-- Records to process start --

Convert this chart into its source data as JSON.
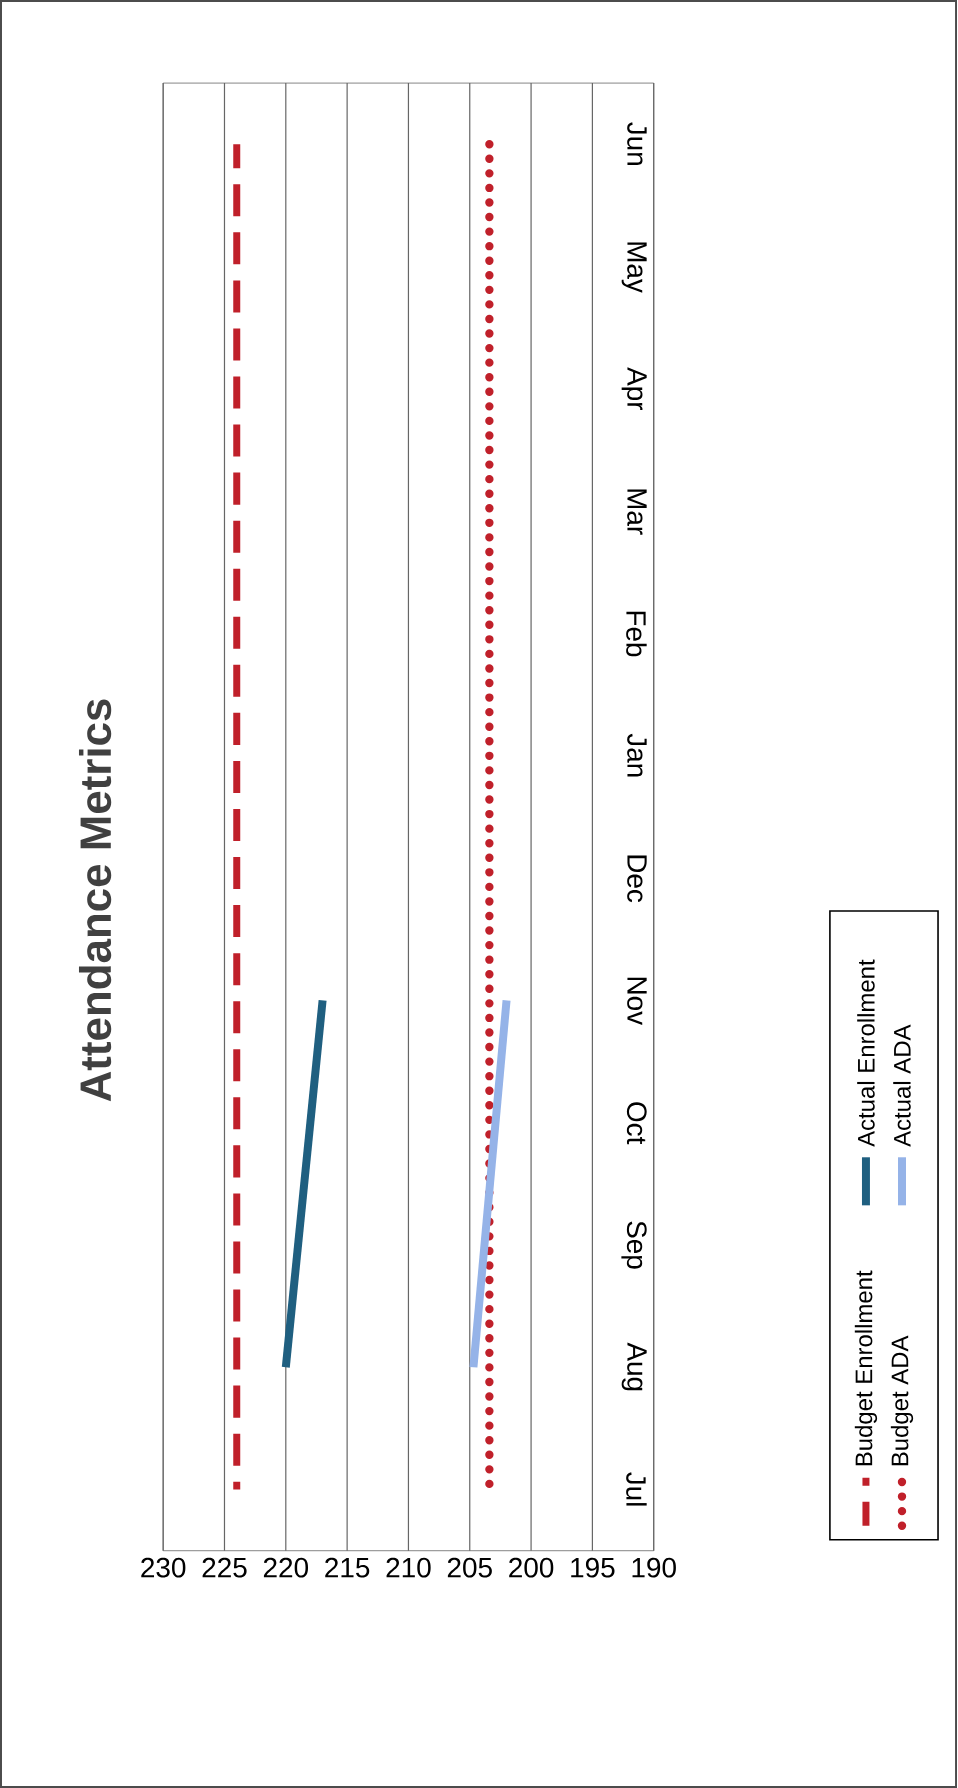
{
  "chart_data": {
    "type": "line",
    "title": "Attendance Metrics",
    "orientation": "horizontal",
    "categories": [
      "Jun",
      "May",
      "Apr",
      "Mar",
      "Feb",
      "Jan",
      "Dec",
      "Nov",
      "Oct",
      "Sep",
      "Aug",
      "Jul"
    ],
    "series": [
      {
        "name": "Budget Enrollment",
        "color": "#c0202a",
        "line_style": "dashed",
        "values": [
          224,
          224,
          224,
          224,
          224,
          224,
          224,
          224,
          224,
          224,
          224,
          224
        ]
      },
      {
        "name": "Actual Enrollment",
        "color": "#1f5f80",
        "line_style": "solid",
        "values": [
          null,
          null,
          null,
          null,
          null,
          null,
          null,
          217,
          null,
          null,
          220,
          null
        ]
      },
      {
        "name": "Budget ADA",
        "color": "#c0202a",
        "line_style": "dotted",
        "values": [
          203.4,
          203.4,
          203.4,
          203.4,
          203.4,
          203.4,
          203.4,
          203.4,
          203.4,
          203.4,
          203.4,
          203.4
        ]
      },
      {
        "name": "Actual ADA",
        "color": "#95b3e8",
        "line_style": "solid",
        "values": [
          null,
          null,
          null,
          null,
          null,
          null,
          null,
          202,
          null,
          null,
          204.7,
          null
        ]
      }
    ],
    "xlim": [
      230,
      190
    ],
    "xticks": [
      230,
      225,
      220,
      215,
      210,
      205,
      200,
      195,
      190
    ],
    "grid": "x",
    "legend": "right",
    "marker": "none"
  }
}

-- Records to process end --

Problem to solve:
Give all the lines above again, character for character, without pictures.

Task output:
Convert this chart into its source data as JSON.
{
  "chart_data": {
    "type": "line",
    "title": "Attendance Metrics",
    "orientation": "horizontal",
    "categories": [
      "Jun",
      "May",
      "Apr",
      "Mar",
      "Feb",
      "Jan",
      "Dec",
      "Nov",
      "Oct",
      "Sep",
      "Aug",
      "Jul"
    ],
    "series": [
      {
        "name": "Budget Enrollment",
        "color": "#c0202a",
        "line_style": "dashed",
        "values": [
          224,
          224,
          224,
          224,
          224,
          224,
          224,
          224,
          224,
          224,
          224,
          224
        ]
      },
      {
        "name": "Actual Enrollment",
        "color": "#1f5f80",
        "line_style": "solid",
        "values": [
          null,
          null,
          null,
          null,
          null,
          null,
          null,
          217,
          null,
          null,
          220,
          null
        ]
      },
      {
        "name": "Budget ADA",
        "color": "#c0202a",
        "line_style": "dotted",
        "values": [
          203.4,
          203.4,
          203.4,
          203.4,
          203.4,
          203.4,
          203.4,
          203.4,
          203.4,
          203.4,
          203.4,
          203.4
        ]
      },
      {
        "name": "Actual ADA",
        "color": "#95b3e8",
        "line_style": "solid",
        "values": [
          null,
          null,
          null,
          null,
          null,
          null,
          null,
          202,
          null,
          null,
          204.7,
          null
        ]
      }
    ],
    "xlim": [
      230,
      190
    ],
    "xticks": [
      230,
      225,
      220,
      215,
      210,
      205,
      200,
      195,
      190
    ],
    "grid": "x",
    "legend": "right",
    "marker": "none"
  }
}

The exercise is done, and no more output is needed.